## Start Material to process
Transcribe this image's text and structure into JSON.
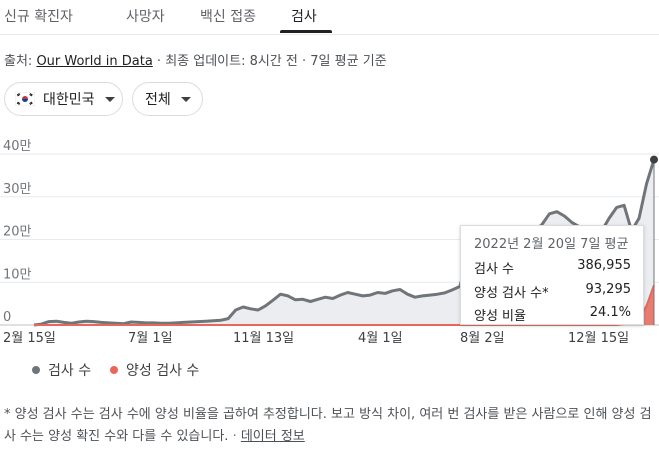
{
  "tabs": [
    {
      "label": "신규 확진자"
    },
    {
      "label": "사망자"
    },
    {
      "label": "백신 접종"
    },
    {
      "label": "검사"
    }
  ],
  "source": {
    "prefix": "출처: ",
    "link": "Our World in Data",
    "suffix": " · 최종 업데이트: 8시간 전 · 7일 평균 기준"
  },
  "filters": {
    "region": "대한민국",
    "scope": "전체"
  },
  "chart_data": {
    "type": "area",
    "x_ticks": [
      "2월 15일",
      "7월 1일",
      "11월 13일",
      "4월 1일",
      "8월 2일",
      "12월 15일"
    ],
    "y_ticks": [
      "0",
      "10만",
      "20만",
      "30만",
      "40만"
    ],
    "ylim": [
      0,
      400000
    ],
    "legend_position": "bottom-left",
    "series": [
      {
        "name": "검사 수",
        "color": "#70757a",
        "values": [
          0,
          2000,
          8000,
          9000,
          6000,
          4000,
          7000,
          9000,
          8000,
          6000,
          5000,
          4000,
          3000,
          7000,
          6000,
          5000,
          5000,
          4000,
          4000,
          5000,
          6000,
          7000,
          8000,
          9000,
          10000,
          11000,
          15000,
          35000,
          42000,
          38000,
          35000,
          45000,
          58000,
          72000,
          68000,
          59000,
          60000,
          55000,
          60000,
          65000,
          62000,
          70000,
          76000,
          72000,
          68000,
          70000,
          76000,
          74000,
          80000,
          83000,
          72000,
          65000,
          68000,
          70000,
          72000,
          75000,
          82000,
          90000,
          150000,
          215000,
          230000,
          195000,
          180000,
          150000,
          175000,
          205000,
          210000,
          220000,
          235000,
          260000,
          265000,
          255000,
          240000,
          230000,
          225000,
          210000,
          220000,
          250000,
          275000,
          280000,
          220000,
          250000,
          330000,
          386955
        ]
      },
      {
        "name": "양성 검사 수",
        "color": "#e8675a",
        "values": [
          0,
          0,
          0,
          0,
          0,
          0,
          0,
          0,
          0,
          0,
          0,
          0,
          0,
          0,
          0,
          0,
          0,
          0,
          0,
          0,
          0,
          0,
          0,
          0,
          0,
          0,
          0,
          0,
          0,
          0,
          0,
          0,
          0,
          0,
          0,
          0,
          0,
          0,
          0,
          0,
          0,
          0,
          0,
          0,
          0,
          0,
          0,
          0,
          0,
          0,
          0,
          0,
          0,
          0,
          0,
          0,
          0,
          0,
          0,
          0,
          0,
          0,
          0,
          0,
          0,
          0,
          0,
          0,
          0,
          0,
          0,
          0,
          0,
          0,
          0,
          0,
          0,
          0,
          0,
          2000,
          5000,
          15000,
          45000,
          93295
        ]
      }
    ],
    "highlight": {
      "date": "2022년 2월 20일 7일 평균",
      "rows": [
        {
          "label": "검사 수",
          "value": "386,955"
        },
        {
          "label": "양성 검사 수*",
          "value": "93,295"
        },
        {
          "label": "양성 비율",
          "value": "24.1%"
        }
      ]
    }
  },
  "footnote": {
    "text": "* 양성 검사 수는 검사 수에 양성 비율을 곱하여 추정합니다. 보고 방식 차이, 여러 번 검사를 받은 사람으로 인해 양성 검사 수는 양성 확진 수와 다를 수 있습니다.",
    "link": "데이터 정보"
  }
}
## End Material to process
Your instructions:
Count each line above in which the string "label" appears, then state only the total.

Problem solution:
7